#### [Work required]
Collect from the data below each line with "JAPONÉS".

• • • • • • •

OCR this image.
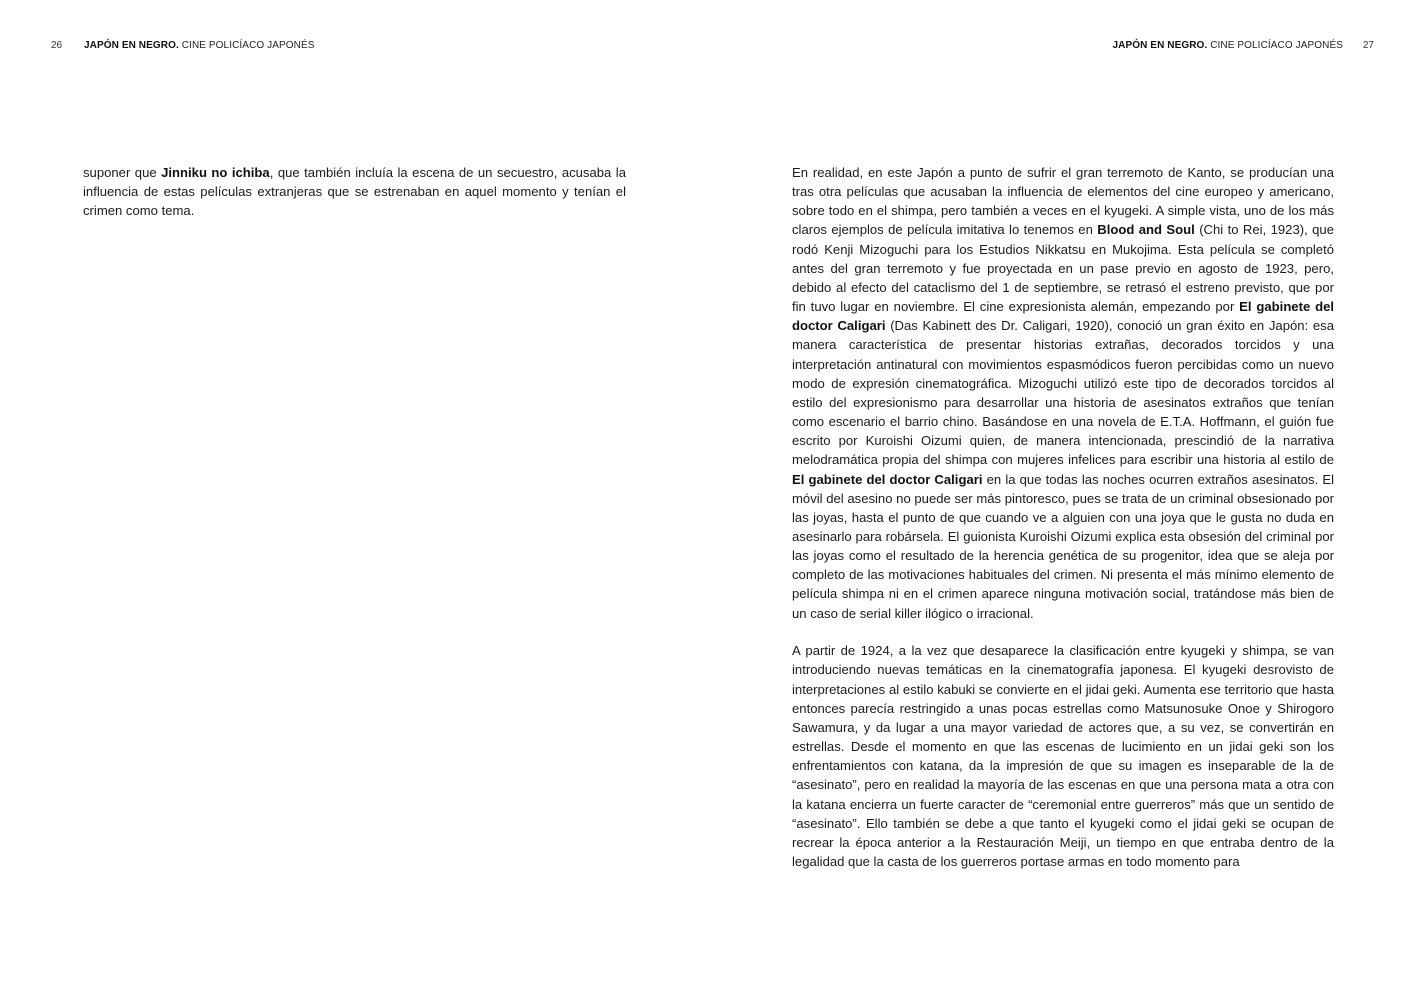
26 JAPÓN EN NEGRO. CINE POLICÍACO JAPONÉS

suponer que Jinniku no ichiba, que también incluía la escena de un secuestro, acusaba la influencia de estas películas extranjeras que se estrenaban en aquel momento y tenían el crimen como tema.

JAPÓN EN NEGRO. CINE POLICÍACO JAPONÉS 27

En realidad, en este Japón a punto de sufrir el gran terremoto de Kanto, se producían una tras otra películas que acusaban la influencia de elementos del cine europeo y americano, sobre todo en el shimpa, pero también a veces en el kyugeki. A simple vista, uno de los más claros ejemplos de película imitativa lo tenemos en Blood and Soul (Chi to Rei, 1923), que rodó Kenji Mizoguchi para los Estudios Nikkatsu en Mukojima. Esta película se completó antes del gran terremoto y fue proyectada en un pase previo en agosto de 1923, pero, debido al efecto del cataclismo del 1 de septiembre, se retrasó el estreno previsto, que por fin tuvo lugar en noviembre. El cine expresionista alemán, empezando por El gabinete del doctor Caligari (Das Kabinett des Dr. Caligari, 1920), conoció un gran éxito en Japón: esa manera característica de presentar historias extrañas, decorados torcidos y una interpretación antinatural con movimientos espasmódicos fueron percibidas como un nuevo modo de expresión cinematográfica. Mizoguchi utilizó este tipo de decorados torcidos al estilo del expresionismo para desarrollar una historia de asesinatos extraños que tenían como escenario el barrio chino. Basándose en una novela de E.T.A. Hoffmann, el guión fue escrito por Kuroishi Oizumi quien, de manera intencionada, prescindió de la narrativa melodramática propia del shimpa con mujeres infelices para escribir una historia al estilo de El gabinete del doctor Caligari en la que todas las noches ocurren extraños asesinatos. El móvil del asesino no puede ser más pintoresco, pues se trata de un criminal obsesionado por las joyas, hasta el punto de que cuando ve a alguien con una joya que le gusta no duda en asesinarlo para robársela. El guionista Kuroishi Oizumi explica esta obsesión del criminal por las joyas como el resultado de la herencia genética de su progenitor, idea que se aleja por completo de las motivaciones habituales del crimen. Ni presenta el más mínimo elemento de película shimpa ni en el crimen aparece ninguna motivación social, tratándose más bien de un caso de serial killer ilógico o irracional.

A partir de 1924, a la vez que desaparece la clasificación entre kyugeki y shimpa, se van introduciendo nuevas temáticas en la cinematografía japonesa. El kyugeki desrovisto de interpretaciones al estilo kabuki se convierte en el jidai geki. Aumenta ese territorio que hasta entonces parecía restringido a unas pocas estrellas como Matsunosuke Onoe y Shirogoro Sawamura, y da lugar a una mayor variedad de actores que, a su vez, se convertirán en estrellas. Desde el momento en que las escenas de lucimiento en un jidai geki son los enfrentamientos con katana, da la impresión de que su imagen es inseparable de la de “asesinato”, pero en realidad la mayoría de las escenas en que una persona mata a otra con la katana encierra un fuerte caracter de “ceremonial entre guerreros” más que un sentido de “asesinato”. Ello también se debe a que tanto el kyugeki como el jidai geki se ocupan de recrear la época anterior a la Restauración Meiji, un tiempo en que entraba dentro de la legalidad que la casta de los guerreros portase armas en todo momento para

• • • • • • •

#### [Solution for this exercise]
26 JAPÓN EN NEGRO. CINE POLICÍACO JAPONÉS
JAPÓN EN NEGRO. CINE POLICÍACO JAPONÉS 27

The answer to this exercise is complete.